* START EXTRACTED MATERIAL *

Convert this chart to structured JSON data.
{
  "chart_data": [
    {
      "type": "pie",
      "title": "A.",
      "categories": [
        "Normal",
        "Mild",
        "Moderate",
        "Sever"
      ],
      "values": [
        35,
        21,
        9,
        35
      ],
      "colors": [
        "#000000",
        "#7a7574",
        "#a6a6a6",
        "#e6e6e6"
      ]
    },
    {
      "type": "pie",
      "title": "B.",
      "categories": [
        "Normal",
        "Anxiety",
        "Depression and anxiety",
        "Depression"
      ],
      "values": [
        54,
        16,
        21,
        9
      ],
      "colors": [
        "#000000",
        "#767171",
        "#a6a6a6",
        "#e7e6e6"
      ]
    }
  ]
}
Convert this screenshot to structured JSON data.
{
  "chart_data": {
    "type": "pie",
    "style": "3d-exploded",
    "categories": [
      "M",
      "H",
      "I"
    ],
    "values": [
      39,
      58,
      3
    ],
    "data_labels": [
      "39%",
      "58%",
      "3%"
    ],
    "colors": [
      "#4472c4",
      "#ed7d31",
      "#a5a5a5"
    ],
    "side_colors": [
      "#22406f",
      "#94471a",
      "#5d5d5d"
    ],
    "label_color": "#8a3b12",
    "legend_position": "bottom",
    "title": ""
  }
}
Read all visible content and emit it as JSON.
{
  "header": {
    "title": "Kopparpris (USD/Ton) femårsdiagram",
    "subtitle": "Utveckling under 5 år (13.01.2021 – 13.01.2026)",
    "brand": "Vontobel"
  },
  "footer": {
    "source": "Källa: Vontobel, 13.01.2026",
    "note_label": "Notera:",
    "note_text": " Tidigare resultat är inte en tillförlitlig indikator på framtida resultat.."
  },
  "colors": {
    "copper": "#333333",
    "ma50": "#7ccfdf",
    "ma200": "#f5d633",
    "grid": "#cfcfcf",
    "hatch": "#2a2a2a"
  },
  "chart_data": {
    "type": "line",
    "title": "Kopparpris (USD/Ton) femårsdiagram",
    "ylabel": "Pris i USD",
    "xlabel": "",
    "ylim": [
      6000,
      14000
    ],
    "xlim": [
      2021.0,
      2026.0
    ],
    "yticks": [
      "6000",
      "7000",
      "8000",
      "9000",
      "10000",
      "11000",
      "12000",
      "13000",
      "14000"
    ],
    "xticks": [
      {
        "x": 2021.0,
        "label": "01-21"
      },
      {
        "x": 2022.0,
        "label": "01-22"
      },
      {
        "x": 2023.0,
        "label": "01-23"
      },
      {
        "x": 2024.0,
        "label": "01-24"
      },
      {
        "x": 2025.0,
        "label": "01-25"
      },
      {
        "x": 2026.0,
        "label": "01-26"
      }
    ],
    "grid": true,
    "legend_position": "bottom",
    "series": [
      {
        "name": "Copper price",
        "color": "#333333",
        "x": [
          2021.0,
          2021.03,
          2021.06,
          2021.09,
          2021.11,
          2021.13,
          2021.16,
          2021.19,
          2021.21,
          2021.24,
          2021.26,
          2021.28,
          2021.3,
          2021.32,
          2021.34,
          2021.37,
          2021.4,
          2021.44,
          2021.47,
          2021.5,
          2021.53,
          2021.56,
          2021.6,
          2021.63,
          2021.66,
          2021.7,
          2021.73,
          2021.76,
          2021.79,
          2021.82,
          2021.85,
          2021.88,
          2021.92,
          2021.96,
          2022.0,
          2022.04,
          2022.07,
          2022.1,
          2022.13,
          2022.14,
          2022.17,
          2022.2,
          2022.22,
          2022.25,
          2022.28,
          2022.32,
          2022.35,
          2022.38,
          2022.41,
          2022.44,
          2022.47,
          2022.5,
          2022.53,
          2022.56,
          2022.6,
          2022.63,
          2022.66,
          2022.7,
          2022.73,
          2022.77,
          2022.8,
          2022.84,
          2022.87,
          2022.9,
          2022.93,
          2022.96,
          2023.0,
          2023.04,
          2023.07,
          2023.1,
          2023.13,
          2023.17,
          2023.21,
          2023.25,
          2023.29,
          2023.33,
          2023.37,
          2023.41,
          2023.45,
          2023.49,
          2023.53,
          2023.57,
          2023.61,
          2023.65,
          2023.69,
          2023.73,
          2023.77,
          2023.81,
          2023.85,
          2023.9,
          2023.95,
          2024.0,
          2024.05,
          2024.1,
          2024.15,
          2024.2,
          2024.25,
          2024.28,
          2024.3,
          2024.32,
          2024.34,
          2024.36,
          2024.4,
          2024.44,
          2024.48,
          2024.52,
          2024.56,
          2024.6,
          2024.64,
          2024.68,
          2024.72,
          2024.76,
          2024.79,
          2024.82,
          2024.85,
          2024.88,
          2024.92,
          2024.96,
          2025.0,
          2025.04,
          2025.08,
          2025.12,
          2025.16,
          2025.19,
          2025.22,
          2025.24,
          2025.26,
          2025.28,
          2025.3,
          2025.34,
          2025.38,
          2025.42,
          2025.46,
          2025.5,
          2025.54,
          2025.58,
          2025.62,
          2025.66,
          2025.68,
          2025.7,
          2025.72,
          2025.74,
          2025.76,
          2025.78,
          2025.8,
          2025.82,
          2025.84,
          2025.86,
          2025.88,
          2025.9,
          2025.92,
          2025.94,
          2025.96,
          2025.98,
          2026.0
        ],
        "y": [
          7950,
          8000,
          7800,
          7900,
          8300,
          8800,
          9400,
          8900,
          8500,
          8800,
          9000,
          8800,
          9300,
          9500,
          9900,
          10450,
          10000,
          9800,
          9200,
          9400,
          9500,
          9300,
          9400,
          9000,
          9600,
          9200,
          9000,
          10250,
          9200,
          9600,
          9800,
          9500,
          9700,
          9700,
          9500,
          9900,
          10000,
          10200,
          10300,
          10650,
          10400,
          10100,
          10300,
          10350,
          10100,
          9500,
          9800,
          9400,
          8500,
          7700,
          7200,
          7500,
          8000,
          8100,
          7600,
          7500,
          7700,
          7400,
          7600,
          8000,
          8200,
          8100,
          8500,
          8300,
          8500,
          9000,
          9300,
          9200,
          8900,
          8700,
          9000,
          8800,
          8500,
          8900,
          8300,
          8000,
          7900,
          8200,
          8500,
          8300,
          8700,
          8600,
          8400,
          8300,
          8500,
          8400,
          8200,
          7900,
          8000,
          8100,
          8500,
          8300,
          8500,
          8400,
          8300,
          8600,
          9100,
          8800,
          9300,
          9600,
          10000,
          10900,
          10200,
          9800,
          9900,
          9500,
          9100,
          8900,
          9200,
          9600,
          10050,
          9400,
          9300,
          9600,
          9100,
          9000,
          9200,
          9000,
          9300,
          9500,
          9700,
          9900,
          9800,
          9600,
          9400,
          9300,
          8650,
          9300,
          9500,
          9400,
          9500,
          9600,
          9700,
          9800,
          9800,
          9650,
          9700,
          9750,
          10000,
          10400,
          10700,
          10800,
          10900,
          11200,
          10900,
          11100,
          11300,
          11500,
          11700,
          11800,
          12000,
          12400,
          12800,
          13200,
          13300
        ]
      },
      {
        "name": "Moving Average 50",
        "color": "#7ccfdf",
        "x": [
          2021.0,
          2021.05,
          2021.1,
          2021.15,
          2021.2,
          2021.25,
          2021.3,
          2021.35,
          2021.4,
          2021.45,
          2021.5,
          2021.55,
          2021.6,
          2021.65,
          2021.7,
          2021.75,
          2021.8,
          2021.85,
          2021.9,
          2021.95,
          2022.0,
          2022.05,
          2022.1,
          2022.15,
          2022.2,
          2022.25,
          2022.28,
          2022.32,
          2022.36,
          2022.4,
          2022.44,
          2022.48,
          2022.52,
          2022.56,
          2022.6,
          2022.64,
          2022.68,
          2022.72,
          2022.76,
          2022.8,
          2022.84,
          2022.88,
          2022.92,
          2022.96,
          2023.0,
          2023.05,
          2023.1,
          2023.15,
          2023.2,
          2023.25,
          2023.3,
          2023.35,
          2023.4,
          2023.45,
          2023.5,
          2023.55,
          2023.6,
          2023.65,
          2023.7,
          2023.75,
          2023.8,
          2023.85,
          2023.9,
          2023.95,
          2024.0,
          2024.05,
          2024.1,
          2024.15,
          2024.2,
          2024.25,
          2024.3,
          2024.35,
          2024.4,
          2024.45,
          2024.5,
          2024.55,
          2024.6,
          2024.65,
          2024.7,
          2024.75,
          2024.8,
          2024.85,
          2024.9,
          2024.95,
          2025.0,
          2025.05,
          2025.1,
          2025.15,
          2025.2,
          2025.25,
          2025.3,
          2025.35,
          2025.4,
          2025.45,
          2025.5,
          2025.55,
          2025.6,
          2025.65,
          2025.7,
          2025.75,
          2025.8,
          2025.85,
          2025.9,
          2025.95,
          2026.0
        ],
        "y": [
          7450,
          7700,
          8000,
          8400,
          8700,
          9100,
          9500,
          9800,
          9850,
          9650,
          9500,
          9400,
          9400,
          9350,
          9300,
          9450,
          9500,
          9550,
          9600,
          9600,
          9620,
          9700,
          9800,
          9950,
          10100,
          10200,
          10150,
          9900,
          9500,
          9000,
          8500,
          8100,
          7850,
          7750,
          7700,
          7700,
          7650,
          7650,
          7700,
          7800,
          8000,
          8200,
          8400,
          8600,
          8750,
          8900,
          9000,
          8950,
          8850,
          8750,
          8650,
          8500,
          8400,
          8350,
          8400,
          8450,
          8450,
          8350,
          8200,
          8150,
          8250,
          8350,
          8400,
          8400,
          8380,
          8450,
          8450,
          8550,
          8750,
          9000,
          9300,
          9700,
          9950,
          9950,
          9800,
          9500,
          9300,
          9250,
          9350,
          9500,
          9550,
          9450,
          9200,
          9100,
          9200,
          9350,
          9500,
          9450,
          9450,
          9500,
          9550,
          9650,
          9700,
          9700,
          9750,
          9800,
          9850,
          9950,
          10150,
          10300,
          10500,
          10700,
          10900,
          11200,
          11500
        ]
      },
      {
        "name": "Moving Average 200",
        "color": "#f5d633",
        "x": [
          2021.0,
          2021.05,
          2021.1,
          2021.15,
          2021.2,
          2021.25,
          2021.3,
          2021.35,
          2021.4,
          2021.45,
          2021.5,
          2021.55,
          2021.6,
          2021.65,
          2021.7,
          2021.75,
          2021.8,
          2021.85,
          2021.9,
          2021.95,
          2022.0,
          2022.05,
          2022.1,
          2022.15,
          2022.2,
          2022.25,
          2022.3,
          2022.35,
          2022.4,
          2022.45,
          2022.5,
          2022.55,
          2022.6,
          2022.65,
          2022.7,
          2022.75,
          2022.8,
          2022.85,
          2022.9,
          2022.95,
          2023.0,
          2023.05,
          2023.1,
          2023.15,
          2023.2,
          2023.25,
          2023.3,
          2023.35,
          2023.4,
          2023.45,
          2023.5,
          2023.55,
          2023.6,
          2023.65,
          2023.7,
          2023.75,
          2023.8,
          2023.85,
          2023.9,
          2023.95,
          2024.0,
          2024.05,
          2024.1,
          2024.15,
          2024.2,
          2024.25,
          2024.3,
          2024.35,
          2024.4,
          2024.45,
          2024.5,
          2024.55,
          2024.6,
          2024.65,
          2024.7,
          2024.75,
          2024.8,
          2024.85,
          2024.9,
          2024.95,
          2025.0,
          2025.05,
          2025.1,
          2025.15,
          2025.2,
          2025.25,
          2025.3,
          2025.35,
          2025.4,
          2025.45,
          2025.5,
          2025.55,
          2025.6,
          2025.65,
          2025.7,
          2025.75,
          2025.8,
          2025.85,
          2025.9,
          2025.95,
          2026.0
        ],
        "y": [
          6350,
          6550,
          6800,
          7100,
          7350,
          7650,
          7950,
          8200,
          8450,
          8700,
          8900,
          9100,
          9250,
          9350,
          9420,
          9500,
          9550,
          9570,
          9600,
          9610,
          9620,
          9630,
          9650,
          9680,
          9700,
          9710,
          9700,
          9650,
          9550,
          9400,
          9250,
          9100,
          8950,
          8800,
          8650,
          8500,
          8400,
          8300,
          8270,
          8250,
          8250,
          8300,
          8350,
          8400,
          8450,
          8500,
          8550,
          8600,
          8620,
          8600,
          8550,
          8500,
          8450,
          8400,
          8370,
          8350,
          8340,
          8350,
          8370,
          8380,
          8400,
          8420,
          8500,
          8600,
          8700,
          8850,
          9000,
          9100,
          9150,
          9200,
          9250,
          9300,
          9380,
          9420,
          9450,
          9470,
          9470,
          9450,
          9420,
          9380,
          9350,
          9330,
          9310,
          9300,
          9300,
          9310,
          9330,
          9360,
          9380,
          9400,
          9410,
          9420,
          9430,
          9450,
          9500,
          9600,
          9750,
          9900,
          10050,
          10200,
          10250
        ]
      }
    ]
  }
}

* END EXTRACTED MATERIAL *

**EXERCISE INSTRUCTIONS:**
Read the data above and pull out each line that holds the string "Moving".

**TASK SOLUTION:**
        "name": "Moving Average 50",
        "name": "Moving Average 200",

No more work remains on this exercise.